The physicochemical properties of molecules confined in carbon nanotubes (CNTs) have attracted great interest in diverse fields, such as drug delivery, nanofluidics, nano-devices, and catalysis.^1–3 CNTs consist of sp² hybridized carbon and can be envisioned as extended conjugated systems, possessing the characteristic behaviors of ring currents, as placed in an external magnetic field.¹⁰ The magnetic properties of CNTs and the chemical shifts of CNT-confined molecules can be significantly influenced.^11,12 Nuclear magnetic resonance (NMR) spectroscopy is a versatile tool to investigate host–guest systems, by detecting their local electronic structures and the chemical environment of probed nuclei. For example, various molecules e.g. water, methanol and benzene, confined inside the channel of CNTs have been investigated by NMR.^4–7 However, the experimental results revealed that the chemical shifts of the CNT-confined molecules are quite different from those confined within other nanosized channels, such as zeolites.^8,9 Thus, the chemical shifts of the confined molecules in CNTs remarkably decreased when compared with the shift of the bulk molecule, as observed in a number of experimental procedures.^4–7 The nuclei independent chemical shifts (NICSs) offer a convenient route to investigate the magnetic responses shielding of molecules confined in CNT channels.¹³ With this method, Sebastiani and Kibalchenko et al. interpreted the significant changes in NMR properties of small molecules encapsulated inside CNTs.^13,14 The NMR properties for CNT systems are directly related to their electronic structures. The magnetic responses of metallic CNTs are paramagnetic inside the CNT channels, whereas semiconducting CNTs are diamagnetic.^13,14 Our previous work demonstrated that the ring currents of CNTs play a critical role in the chemical shift changes.⁹

Besides the effects on NMR response, the analysis of ring current is an efficient way to illustrate the aromaticity of conjugated systems. Aromaticity is an important property for explaining a variety of chemical behaviors, including structural features, energetic stabilities, spectroscopic properties, and reactivity.^15,16 The aromaticity of CNTs has been investigated by various methods, but with differing conclusions. For example, Aihara et al. reported that both metallic and semiconducting CNTs have positive resonance energies, and the metallic CNTs are slightly less aromatic than the semiconducting ones.^17,18 On the other hand, by correlating the aromaticity with the chemical reactivity of CNTs, it was found that semiconducting nanotubes are analogous to aromatic [4n + 2] annulenes, whereas metallic nanotubes are analogous to antiaromatic [4n] annulenes,¹⁹ which explained well the high reactivity of metallic nanotubes over the semiconducting ones.^20,21 However, the adaptive natural density partitioning (AdNDP) analysis proved that graphene is locally aromatic with π electrons located over the hexagon rings and no global π delocalization is presented. In addition, Ormsby and King found that only metallic CNTs can be represented by aromatic sextets and hence are more aromatic by using the Clar valence bond (VB) model.²² Their NICS calculations on a series of finite, hydrogen terminated CNTs agreed with the Clar VB model. The aromaticity of CNTs and the correlation with their reactivity is still an open issue at present.²³

Although the ring current effect is important for understanding the NMR and aromaticity, it has not been systemically studied. In addition, the complicated topology of CNTs makes the ring current an intricate, rather than a simple, aromatic ring. In this work, with the aid of the recently developed gauge including projector augmented wave (GIPAW) method and the 3D visualization approach, we studied the ring current of CNTs by considering various diameters and electronic structures, intending to trace the origins of the magnetic behaviors of CNTs and their aromatic characters.

### COMPLETE THE FOLLOWING:
1. In one to three sentences, explain why carbon nanotubes show ring currents when placed in an external magnetic field, using the reason given in the passage on carbon nanotube ring currents.
2. Please answer these from the passage on carbon nanotube ring currents:
(a) Which model did Ormsby and King use to find that only metallic nanotubes can be represented by aromatic sextets?
(b) What kind of magnetic response do semiconducting nanotubes have inside their channels?
(c) Which recently developed method was used in this work together with the 3D visualization approach?
3. Extract the part of the passage on carbon nanotube ring currents between "Although the ring" and "their aromatic characters.", inclusive.
Rely solely on the passage on carbon nanotube ring currents.

### DATA SECTION:
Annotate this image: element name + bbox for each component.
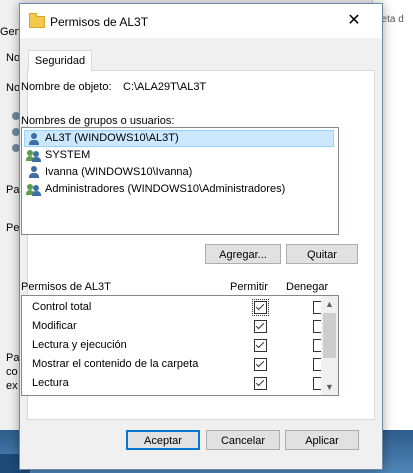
permissions-scrollbar[interactable]: ▲ ▼ [321, 296, 338, 395]
group-item-system[interactable]: SYSTEM [25, 147, 333, 164]
allow-checkbox[interactable] [254, 320, 267, 333]
dialog-title: Permisos de AL3T [50, 15, 149, 29]
cancel-button[interactable]: Cancelar [206, 430, 280, 450]
groups-list[interactable]: AL3T (WINDOWS10\AL3T) SYSTEM Ivanna (WIN… [21, 127, 339, 235]
folder-icon [29, 13, 45, 28]
allow-checkbox[interactable] [254, 339, 267, 352]
allow-column-header: Permitir [230, 281, 268, 293]
permission-row: Lectura [22, 374, 326, 393]
accept-button[interactable]: Aceptar [126, 430, 200, 450]
title-bar[interactable]: Permisos de AL3T ✕ [20, 4, 382, 38]
user-group-icon [26, 149, 41, 162]
permission-label: Control total [32, 301, 92, 313]
parent-label-fragment: No [6, 82, 21, 94]
parent-tab-fragment: Gen [0, 26, 21, 38]
user-group-icon [26, 183, 41, 196]
group-item-al3t[interactable]: AL3T (WINDOWS10\AL3T) [24, 130, 334, 147]
permission-label: Lectura y ejecución [32, 339, 127, 351]
parent-label-fragment: ex [6, 380, 18, 392]
apply-button[interactable]: Aplicar [285, 430, 359, 450]
permission-row: Mostrar el contenido de la carpeta [22, 355, 326, 374]
deny-column-header: Denegar [286, 281, 329, 293]
permissions-header: Permisos de AL3T [21, 281, 111, 293]
allow-checkbox[interactable] [252, 299, 269, 316]
allow-checkbox[interactable] [254, 377, 267, 390]
groups-label: Nombres de grupos o usuarios: [21, 115, 175, 127]
scroll-thumb[interactable] [323, 313, 336, 358]
object-name-value: C:\ALA29T\AL3T [123, 81, 207, 93]
parent-label-fragment: Pe [6, 222, 20, 234]
permission-label: Mostrar el contenido de la carpeta [32, 358, 199, 370]
permission-row: Lectura y ejecución [22, 336, 326, 355]
permission-row: Modificar [22, 317, 326, 336]
group-item-label: Administradores (WINDOWS10\Administrador… [45, 183, 286, 195]
group-item-label: Ivanna (WINDOWS10\Ivanna) [45, 166, 193, 178]
group-item-ivanna[interactable]: Ivanna (WINDOWS10\Ivanna) [25, 164, 333, 181]
remove-button[interactable]: Quitar [286, 244, 358, 264]
single-user-icon [27, 166, 41, 179]
permission-label: Modificar [32, 320, 77, 332]
group-item-label: AL3T (WINDOWS10\AL3T) [45, 132, 179, 144]
group-item-administradores[interactable]: Administradores (WINDOWS10\Administrador… [25, 181, 333, 198]
parent-label-fragment: co [6, 366, 18, 378]
permission-row: Control total [22, 298, 326, 317]
parent-label-fragment: Pa [6, 184, 20, 196]
add-button[interactable]: Agregar... [205, 244, 281, 264]
parent-label-fragment: No [6, 52, 21, 64]
parent-label-fragment: Pa [6, 352, 20, 364]
scroll-up-arrow-icon[interactable]: ▲ [321, 296, 338, 312]
tab-seguridad[interactable]: Seguridad [28, 50, 92, 71]
allow-checkbox[interactable] [254, 358, 267, 371]
close-button[interactable]: ✕ [340, 9, 368, 33]
permissions-list: Control total Modificar Lectura y ejecuc… [21, 295, 339, 396]
object-name-label: Nombre de objeto: [21, 81, 112, 93]
group-item-label: SYSTEM [45, 149, 91, 161]
scroll-down-arrow-icon[interactable]: ▼ [321, 379, 338, 395]
permissions-dialog: Permisos de AL3T ✕ Seguridad [19, 3, 383, 470]
single-user-icon [27, 133, 41, 146]
permission-label: Lectura [32, 377, 69, 389]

### CORRECT ANSWERS:
1. Carbon nanotubes consist of sp² hybridized carbon and can be seen as extended conjugated systems. Such systems have the characteristic behavior of ring currents when placed in an external magnetic field.

2.
(a) The Clar valence bond (VB) model.
(b) Diamagnetic.
(c) The gauge including projector augmented wave (GIPAW) method.

3.
Although the ring current effect is important for understanding the NMR and aromaticity, it has not been systemically studied. In addition, the complicated topology of CNTs makes the ring current an intricate, rather than a simple, aromatic ring. In this work, with the aid of the recently developed gauge including projector augmented wave (GIPAW) method and the 3D visualization approach, we studied the ring current of CNTs by considering various diameters and electronic structures, intending to trace the origins of the magnetic behaviors of CNTs and their aromatic characters.